# EXERCISE
Give all of the lines again exactly as they read.

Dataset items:

--------------------------------------------------

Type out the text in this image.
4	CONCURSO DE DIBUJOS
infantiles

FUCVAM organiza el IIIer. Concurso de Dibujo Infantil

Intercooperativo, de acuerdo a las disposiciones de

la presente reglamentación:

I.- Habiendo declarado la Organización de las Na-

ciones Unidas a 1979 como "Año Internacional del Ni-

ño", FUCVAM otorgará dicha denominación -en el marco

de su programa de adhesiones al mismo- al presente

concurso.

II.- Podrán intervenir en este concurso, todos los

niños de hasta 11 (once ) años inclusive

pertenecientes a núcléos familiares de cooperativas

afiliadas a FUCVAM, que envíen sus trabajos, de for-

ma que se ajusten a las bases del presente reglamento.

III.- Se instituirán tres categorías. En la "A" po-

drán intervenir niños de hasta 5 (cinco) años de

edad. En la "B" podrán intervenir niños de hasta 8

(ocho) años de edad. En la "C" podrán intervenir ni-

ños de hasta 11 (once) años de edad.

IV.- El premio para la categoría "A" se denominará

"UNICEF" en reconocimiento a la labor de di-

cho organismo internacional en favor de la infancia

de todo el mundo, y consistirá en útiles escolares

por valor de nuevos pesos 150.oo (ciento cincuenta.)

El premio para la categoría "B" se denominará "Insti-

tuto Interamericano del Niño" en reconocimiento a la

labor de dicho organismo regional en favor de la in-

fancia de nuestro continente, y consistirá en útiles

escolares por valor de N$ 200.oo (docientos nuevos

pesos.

--------------------------------------------------

# EXERCISE RESPONSE
Type out the text in this image.
4	CONCURSO DE DIBUJOS
infantiles

FUCVAM organiza el IIIer. Concurso de Dibujo Infantil

Intercooperativo, de acuerdo a las disposiciones de

la presente reglamentación:

I.- Habiendo declarado la Organización de las Na-

ciones Unidas a 1979 como "Año Internacional del Ni-

ño", FUCVAM otorgará dicha denominación -en el marco

de su programa de adhesiones al mismo- al presente

concurso.

II.- Podrán intervenir en este concurso, todos los

niños de hasta 11 (once ) años inclusive

pertenecientes a núcléos familiares de cooperativas

afiliadas a FUCVAM, que envíen sus trabajos, de for-

ma que se ajusten a las bases del presente reglamento.

III.- Se instituirán tres categorías. En la "A" po-

drán intervenir niños de hasta 5 (cinco) años de

edad. En la "B" podrán intervenir niños de hasta 8

(ocho) años de edad. En la "C" podrán intervenir ni-

ños de hasta 11 (once) años de edad.

IV.- El premio para la categoría "A" se denominará

"UNICEF" en reconocimiento a la labor de di-

cho organismo internacional en favor de la infancia

de todo el mundo, y consistirá en útiles escolares

por valor de nuevos pesos 150.oo (ciento cincuenta.)

El premio para la categoría "B" se denominará "Insti-

tuto Interamericano del Niño" en reconocimiento a la

labor de dicho organismo regional en favor de la in-

fancia de nuestro continente, y consistirá en útiles

escolares por valor de N$ 200.oo (docientos nuevos

pesos.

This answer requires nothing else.